--- Your objective ---
Every entry here needs to be repeated exactly.

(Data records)
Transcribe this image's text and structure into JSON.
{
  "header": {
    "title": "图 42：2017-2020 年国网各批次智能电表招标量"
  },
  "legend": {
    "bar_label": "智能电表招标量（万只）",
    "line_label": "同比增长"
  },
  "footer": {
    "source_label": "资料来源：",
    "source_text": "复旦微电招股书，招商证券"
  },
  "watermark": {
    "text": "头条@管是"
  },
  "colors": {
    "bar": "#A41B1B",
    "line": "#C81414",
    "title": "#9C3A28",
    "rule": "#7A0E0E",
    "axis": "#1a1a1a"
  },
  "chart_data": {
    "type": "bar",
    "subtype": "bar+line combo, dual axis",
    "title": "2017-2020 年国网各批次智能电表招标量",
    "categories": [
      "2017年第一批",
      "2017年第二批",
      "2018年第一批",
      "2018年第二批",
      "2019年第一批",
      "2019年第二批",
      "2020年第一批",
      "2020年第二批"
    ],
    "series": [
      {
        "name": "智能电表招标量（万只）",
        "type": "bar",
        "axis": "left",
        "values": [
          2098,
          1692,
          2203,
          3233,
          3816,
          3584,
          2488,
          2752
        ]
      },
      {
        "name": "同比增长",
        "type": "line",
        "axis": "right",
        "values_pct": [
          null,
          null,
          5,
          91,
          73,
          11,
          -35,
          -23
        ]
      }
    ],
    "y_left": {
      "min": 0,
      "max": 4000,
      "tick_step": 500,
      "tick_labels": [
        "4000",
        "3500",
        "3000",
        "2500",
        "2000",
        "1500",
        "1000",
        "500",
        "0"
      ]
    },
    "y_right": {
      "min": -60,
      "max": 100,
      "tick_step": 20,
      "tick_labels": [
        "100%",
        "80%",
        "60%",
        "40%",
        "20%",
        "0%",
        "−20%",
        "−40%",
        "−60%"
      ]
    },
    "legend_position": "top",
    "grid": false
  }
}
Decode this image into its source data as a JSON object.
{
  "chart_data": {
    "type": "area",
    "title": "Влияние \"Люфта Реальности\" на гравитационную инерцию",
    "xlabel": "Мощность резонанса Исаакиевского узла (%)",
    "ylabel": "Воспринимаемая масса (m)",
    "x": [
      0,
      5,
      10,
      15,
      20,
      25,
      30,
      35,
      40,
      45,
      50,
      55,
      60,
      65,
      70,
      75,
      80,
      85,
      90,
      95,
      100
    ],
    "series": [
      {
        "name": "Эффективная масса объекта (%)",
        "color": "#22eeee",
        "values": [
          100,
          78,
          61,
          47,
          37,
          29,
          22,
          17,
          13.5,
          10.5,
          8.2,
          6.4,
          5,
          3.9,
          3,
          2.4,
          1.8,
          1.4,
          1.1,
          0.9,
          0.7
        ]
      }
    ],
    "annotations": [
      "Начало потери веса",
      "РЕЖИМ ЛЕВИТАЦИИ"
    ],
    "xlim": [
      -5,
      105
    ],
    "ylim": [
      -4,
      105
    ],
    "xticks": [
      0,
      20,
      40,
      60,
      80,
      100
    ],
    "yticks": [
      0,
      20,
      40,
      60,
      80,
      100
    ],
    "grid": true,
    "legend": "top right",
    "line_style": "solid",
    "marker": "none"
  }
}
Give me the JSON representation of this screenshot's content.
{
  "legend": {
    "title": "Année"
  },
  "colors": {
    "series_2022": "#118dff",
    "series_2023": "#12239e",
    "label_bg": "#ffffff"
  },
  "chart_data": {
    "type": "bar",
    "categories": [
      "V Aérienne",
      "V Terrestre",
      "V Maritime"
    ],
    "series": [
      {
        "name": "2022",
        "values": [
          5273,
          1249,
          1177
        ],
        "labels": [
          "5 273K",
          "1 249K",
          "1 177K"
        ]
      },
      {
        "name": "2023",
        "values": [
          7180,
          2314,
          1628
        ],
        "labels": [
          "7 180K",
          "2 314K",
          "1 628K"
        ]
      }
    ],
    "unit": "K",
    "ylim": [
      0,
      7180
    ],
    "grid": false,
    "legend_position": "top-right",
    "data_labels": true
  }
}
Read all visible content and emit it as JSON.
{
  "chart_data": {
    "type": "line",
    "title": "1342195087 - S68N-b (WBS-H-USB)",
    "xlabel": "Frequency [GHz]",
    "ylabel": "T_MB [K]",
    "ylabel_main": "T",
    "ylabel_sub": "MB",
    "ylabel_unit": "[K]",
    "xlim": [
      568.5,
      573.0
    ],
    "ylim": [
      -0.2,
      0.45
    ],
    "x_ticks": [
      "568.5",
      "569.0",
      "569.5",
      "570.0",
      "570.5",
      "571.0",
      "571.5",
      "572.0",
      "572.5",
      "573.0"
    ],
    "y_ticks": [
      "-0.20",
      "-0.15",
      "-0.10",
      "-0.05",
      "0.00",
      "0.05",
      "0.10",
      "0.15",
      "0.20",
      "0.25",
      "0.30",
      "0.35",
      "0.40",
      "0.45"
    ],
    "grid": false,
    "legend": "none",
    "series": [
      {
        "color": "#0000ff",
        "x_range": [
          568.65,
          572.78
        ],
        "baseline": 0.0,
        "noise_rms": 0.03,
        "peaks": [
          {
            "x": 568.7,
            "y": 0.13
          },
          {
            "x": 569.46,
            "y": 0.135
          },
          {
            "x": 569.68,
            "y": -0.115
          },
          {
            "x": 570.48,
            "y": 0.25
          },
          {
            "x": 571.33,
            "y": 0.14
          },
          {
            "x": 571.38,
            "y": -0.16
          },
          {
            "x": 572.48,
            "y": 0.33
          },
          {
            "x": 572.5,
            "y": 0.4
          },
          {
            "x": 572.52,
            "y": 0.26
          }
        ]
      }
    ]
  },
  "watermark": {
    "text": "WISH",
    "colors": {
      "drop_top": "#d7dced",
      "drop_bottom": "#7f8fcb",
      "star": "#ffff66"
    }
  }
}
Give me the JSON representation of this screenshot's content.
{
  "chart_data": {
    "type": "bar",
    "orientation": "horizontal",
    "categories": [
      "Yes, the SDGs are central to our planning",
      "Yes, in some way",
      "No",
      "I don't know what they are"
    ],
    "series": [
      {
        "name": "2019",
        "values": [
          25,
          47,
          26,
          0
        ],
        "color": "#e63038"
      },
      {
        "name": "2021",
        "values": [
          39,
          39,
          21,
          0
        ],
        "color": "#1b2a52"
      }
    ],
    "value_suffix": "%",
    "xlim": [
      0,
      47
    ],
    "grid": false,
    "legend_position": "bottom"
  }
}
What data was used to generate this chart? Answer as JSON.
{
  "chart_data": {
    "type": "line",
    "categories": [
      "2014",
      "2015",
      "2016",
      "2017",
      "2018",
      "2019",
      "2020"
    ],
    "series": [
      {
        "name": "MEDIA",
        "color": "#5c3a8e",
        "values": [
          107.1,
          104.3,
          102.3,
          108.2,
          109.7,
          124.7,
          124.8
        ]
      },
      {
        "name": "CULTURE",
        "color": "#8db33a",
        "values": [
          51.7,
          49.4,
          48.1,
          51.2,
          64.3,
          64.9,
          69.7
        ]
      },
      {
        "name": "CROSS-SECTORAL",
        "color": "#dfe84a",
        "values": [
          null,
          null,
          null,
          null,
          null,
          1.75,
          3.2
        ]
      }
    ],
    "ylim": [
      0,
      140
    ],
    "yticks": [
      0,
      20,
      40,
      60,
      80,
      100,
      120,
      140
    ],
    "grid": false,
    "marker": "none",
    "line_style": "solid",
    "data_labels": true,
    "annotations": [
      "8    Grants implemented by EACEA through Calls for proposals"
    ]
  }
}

--- Solution to this task ---
Transcribe this image's text and structure into JSON.
{
  "header": {
    "title": "图 42：2017-2020 年国网各批次智能电表招标量"
  },
  "legend": {
    "bar_label": "智能电表招标量（万只）",
    "line_label": "同比增长"
  },
  "footer": {
    "source_label": "资料来源：",
    "source_text": "复旦微电招股书，招商证券"
  },
  "watermark": {
    "text": "头条@管是"
  },
  "colors": {
    "bar": "#A41B1B",
    "line": "#C81414",
    "title": "#9C3A28",
    "rule": "#7A0E0E",
    "axis": "#1a1a1a"
  },
  "chart_data": {
    "type": "bar",
    "subtype": "bar+line combo, dual axis",
    "title": "2017-2020 年国网各批次智能电表招标量",
    "categories": [
      "2017年第一批",
      "2017年第二批",
      "2018年第一批",
      "2018年第二批",
      "2019年第一批",
      "2019年第二批",
      "2020年第一批",
      "2020年第二批"
    ],
    "series": [
      {
        "name": "智能电表招标量（万只）",
        "type": "bar",
        "axis": "left",
        "values": [
          2098,
          1692,
          2203,
          3233,
          3816,
          3584,
          2488,
          2752
        ]
      },
      {
        "name": "同比增长",
        "type": "line",
        "axis": "right",
        "values_pct": [
          null,
          null,
          5,
          91,
          73,
          11,
          -35,
          -23
        ]
      }
    ],
    "y_left": {
      "min": 0,
      "max": 4000,
      "tick_step": 500,
      "tick_labels": [
        "4000",
        "3500",
        "3000",
        "2500",
        "2000",
        "1500",
        "1000",
        "500",
        "0"
      ]
    },
    "y_right": {
      "min": -60,
      "max": 100,
      "tick_step": 20,
      "tick_labels": [
        "100%",
        "80%",
        "60%",
        "40%",
        "20%",
        "0%",
        "−20%",
        "−40%",
        "−60%"
      ]
    },
    "legend_position": "top",
    "grid": false
  }
}
Decode this image into its source data as a JSON object.
{
  "chart_data": {
    "type": "area",
    "title": "Влияние \"Люфта Реальности\" на гравитационную инерцию",
    "xlabel": "Мощность резонанса Исаакиевского узла (%)",
    "ylabel": "Воспринимаемая масса (m)",
    "x": [
      0,
      5,
      10,
      15,
      20,
      25,
      30,
      35,
      40,
      45,
      50,
      55,
      60,
      65,
      70,
      75,
      80,
      85,
      90,
      95,
      100
    ],
    "series": [
      {
        "name": "Эффективная масса объекта (%)",
        "color": "#22eeee",
        "values": [
          100,
          78,
          61,
          47,
          37,
          29,
          22,
          17,
          13.5,
          10.5,
          8.2,
          6.4,
          5,
          3.9,
          3,
          2.4,
          1.8,
          1.4,
          1.1,
          0.9,
          0.7
        ]
      }
    ],
    "annotations": [
      "Начало потери веса",
      "РЕЖИМ ЛЕВИТАЦИИ"
    ],
    "xlim": [
      -5,
      105
    ],
    "ylim": [
      -4,
      105
    ],
    "xticks": [
      0,
      20,
      40,
      60,
      80,
      100
    ],
    "yticks": [
      0,
      20,
      40,
      60,
      80,
      100
    ],
    "grid": true,
    "legend": "top right",
    "line_style": "solid",
    "marker": "none"
  }
}
Give me the JSON representation of this screenshot's content.
{
  "legend": {
    "title": "Année"
  },
  "colors": {
    "series_2022": "#118dff",
    "series_2023": "#12239e",
    "label_bg": "#ffffff"
  },
  "chart_data": {
    "type": "bar",
    "categories": [
      "V Aérienne",
      "V Terrestre",
      "V Maritime"
    ],
    "series": [
      {
        "name": "2022",
        "values": [
          5273,
          1249,
          1177
        ],
        "labels": [
          "5 273K",
          "1 249K",
          "1 177K"
        ]
      },
      {
        "name": "2023",
        "values": [
          7180,
          2314,
          1628
        ],
        "labels": [
          "7 180K",
          "2 314K",
          "1 628K"
        ]
      }
    ],
    "unit": "K",
    "ylim": [
      0,
      7180
    ],
    "grid": false,
    "legend_position": "top-right",
    "data_labels": true
  }
}
Read all visible content and emit it as JSON.
{
  "chart_data": {
    "type": "line",
    "title": "1342195087 - S68N-b (WBS-H-USB)",
    "xlabel": "Frequency [GHz]",
    "ylabel": "T_MB [K]",
    "ylabel_main": "T",
    "ylabel_sub": "MB",
    "ylabel_unit": "[K]",
    "xlim": [
      568.5,
      573.0
    ],
    "ylim": [
      -0.2,
      0.45
    ],
    "x_ticks": [
      "568.5",
      "569.0",
      "569.5",
      "570.0",
      "570.5",
      "571.0",
      "571.5",
      "572.0",
      "572.5",
      "573.0"
    ],
    "y_ticks": [
      "-0.20",
      "-0.15",
      "-0.10",
      "-0.05",
      "0.00",
      "0.05",
      "0.10",
      "0.15",
      "0.20",
      "0.25",
      "0.30",
      "0.35",
      "0.40",
      "0.45"
    ],
    "grid": false,
    "legend": "none",
    "series": [
      {
        "color": "#0000ff",
        "x_range": [
          568.65,
          572.78
        ],
        "baseline": 0.0,
        "noise_rms": 0.03,
        "peaks": [
          {
            "x": 568.7,
            "y": 0.13
          },
          {
            "x": 569.46,
            "y": 0.135
          },
          {
            "x": 569.68,
            "y": -0.115
          },
          {
            "x": 570.48,
            "y": 0.25
          },
          {
            "x": 571.33,
            "y": 0.14
          },
          {
            "x": 571.38,
            "y": -0.16
          },
          {
            "x": 572.48,
            "y": 0.33
          },
          {
            "x": 572.5,
            "y": 0.4
          },
          {
            "x": 572.52,
            "y": 0.26
          }
        ]
      }
    ]
  },
  "watermark": {
    "text": "WISH",
    "colors": {
      "drop_top": "#d7dced",
      "drop_bottom": "#7f8fcb",
      "star": "#ffff66"
    }
  }
}
Give me the JSON representation of this screenshot's content.
{
  "chart_data": {
    "type": "bar",
    "orientation": "horizontal",
    "categories": [
      "Yes, the SDGs are central to our planning",
      "Yes, in some way",
      "No",
      "I don't know what they are"
    ],
    "series": [
      {
        "name": "2019",
        "values": [
          25,
          47,
          26,
          0
        ],
        "color": "#e63038"
      },
      {
        "name": "2021",
        "values": [
          39,
          39,
          21,
          0
        ],
        "color": "#1b2a52"
      }
    ],
    "value_suffix": "%",
    "xlim": [
      0,
      47
    ],
    "grid": false,
    "legend_position": "bottom"
  }
}
What data was used to generate this chart? Answer as JSON.
{
  "chart_data": {
    "type": "line",
    "categories": [
      "2014",
      "2015",
      "2016",
      "2017",
      "2018",
      "2019",
      "2020"
    ],
    "series": [
      {
        "name": "MEDIA",
        "color": "#5c3a8e",
        "values": [
          107.1,
          104.3,
          102.3,
          108.2,
          109.7,
          124.7,
          124.8
        ]
      },
      {
        "name": "CULTURE",
        "color": "#8db33a",
        "values": [
          51.7,
          49.4,
          48.1,
          51.2,
          64.3,
          64.9,
          69.7
        ]
      },
      {
        "name": "CROSS-SECTORAL",
        "color": "#dfe84a",
        "values": [
          null,
          null,
          null,
          null,
          null,
          1.75,
          3.2
        ]
      }
    ],
    "ylim": [
      0,
      140
    ],
    "yticks": [
      0,
      20,
      40,
      60,
      80,
      100,
      120,
      140
    ],
    "grid": false,
    "marker": "none",
    "line_style": "solid",
    "data_labels": true,
    "annotations": [
      "8    Grants implemented by EACEA through Calls for proposals"
    ]
  }
}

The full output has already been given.